*GOAL OF THE EXERCISE:* Check each line of the records below and collect those that include the word "pull".

*Extracted data entries:*
= = = =
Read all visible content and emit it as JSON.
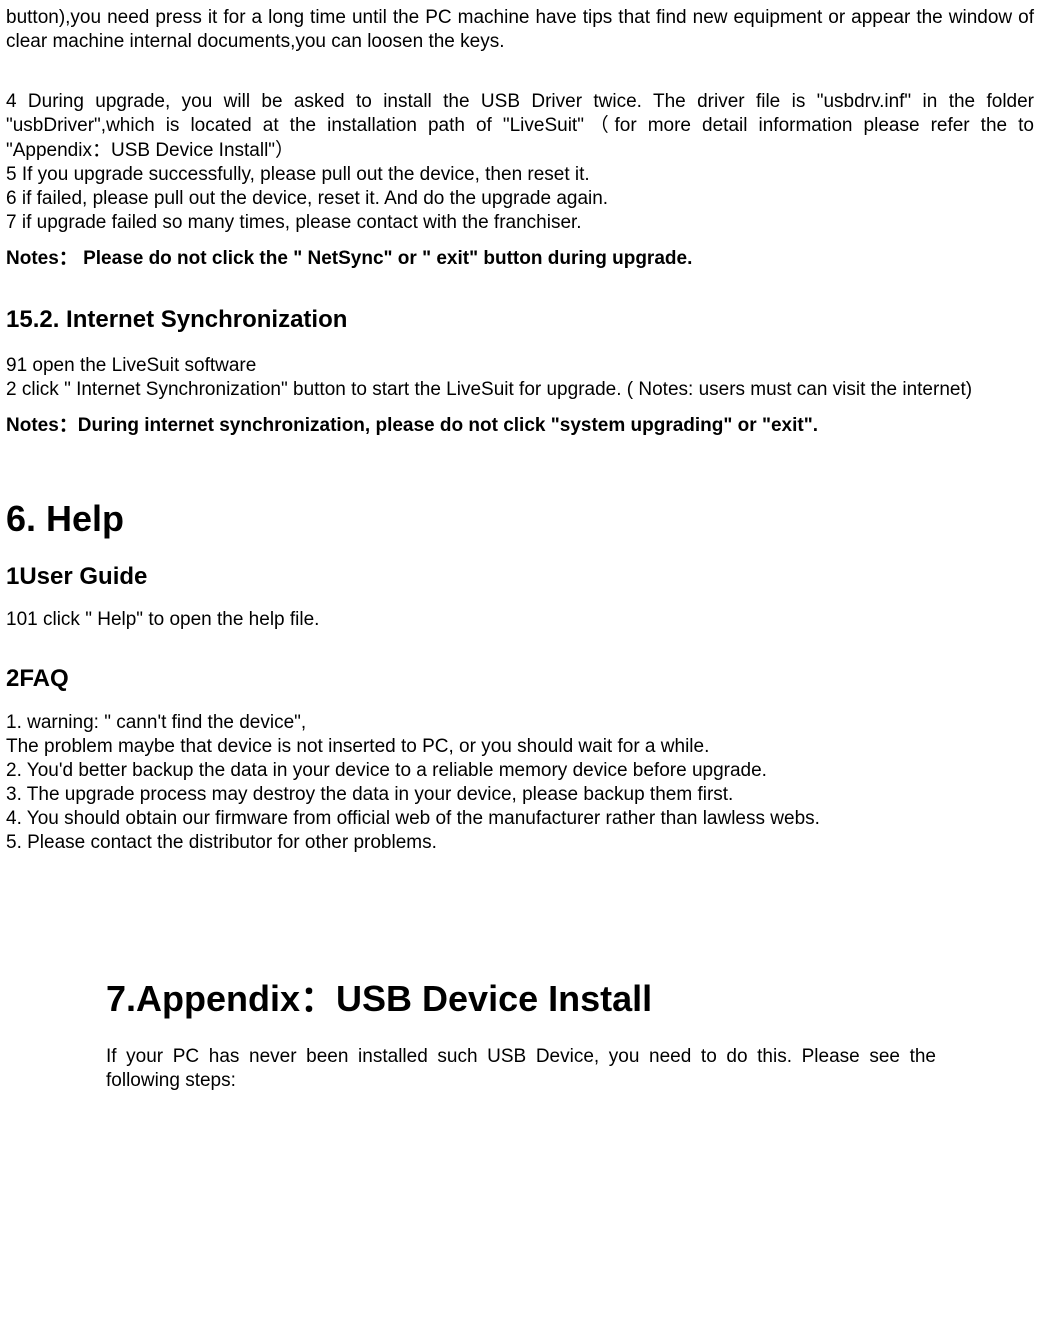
{
  "intro": {
    "line1": "button),you need press it for a long time until the PC machine have tips that find new equipment or appear the window of clear machine internal documents,you can loosen the keys."
  },
  "step4": "4 During upgrade, you will be asked to install the USB Driver twice. The driver file is \"usbdrv.inf\" in the folder \"usbDriver\",which is located at the installation path of \"LiveSuit\"（for more detail information please refer the to \"Appendix：USB Device Install\"）",
  "step5": "5 If you upgrade successfully, please pull out the device, then reset it.",
  "step6": "6 if failed, please pull out the device, reset it. And do the upgrade again.",
  "step7": "7 if upgrade failed so many times, please contact with the franchiser.",
  "notes1": "Notes：  Please do not click the \" NetSync\" or \" exit\" button during upgrade.",
  "sec152": {
    "heading": "15.2. Internet Synchronization",
    "item1": "91 open the LiveSuit software",
    "item2": "2 click \" Internet Synchronization\" button to start the LiveSuit for upgrade. ( Notes: users must can visit the internet)",
    "notes": "Notes：During internet synchronization, please do not click \"system upgrading\" or \"exit\"."
  },
  "sec6": {
    "heading": "6. Help",
    "userGuide": {
      "heading": "1User Guide",
      "item1": "101 click \" Help\" to open the help file."
    },
    "faq": {
      "heading": "2FAQ",
      "item1a": "1. warning: \" cann't find the device\",",
      "item1b": "The problem maybe that device is not inserted to PC, or you should wait for a while.",
      "item2": "2. You'd better backup the data in your device to a reliable memory device before upgrade.",
      "item3": "3. The upgrade process may destroy the data in your device, please backup them first.",
      "item4": "4. You should obtain our firmware from official web of the manufacturer rather than lawless webs.",
      "item5": "5. Please contact the distributor for other problems."
    }
  },
  "sec7": {
    "heading": "7.Appendix：USB Device Install",
    "intro": "If your PC has never been installed such USB Device, you need to do this. Please see the following steps:"
  }
}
= = = =
*OUTPUT FOR THIS TASK:*
  "step5": "5 If you upgrade successfully, please pull out the device, then reset it.",
  "step6": "6 if failed, please pull out the device, reset it. And do the upgrade again.",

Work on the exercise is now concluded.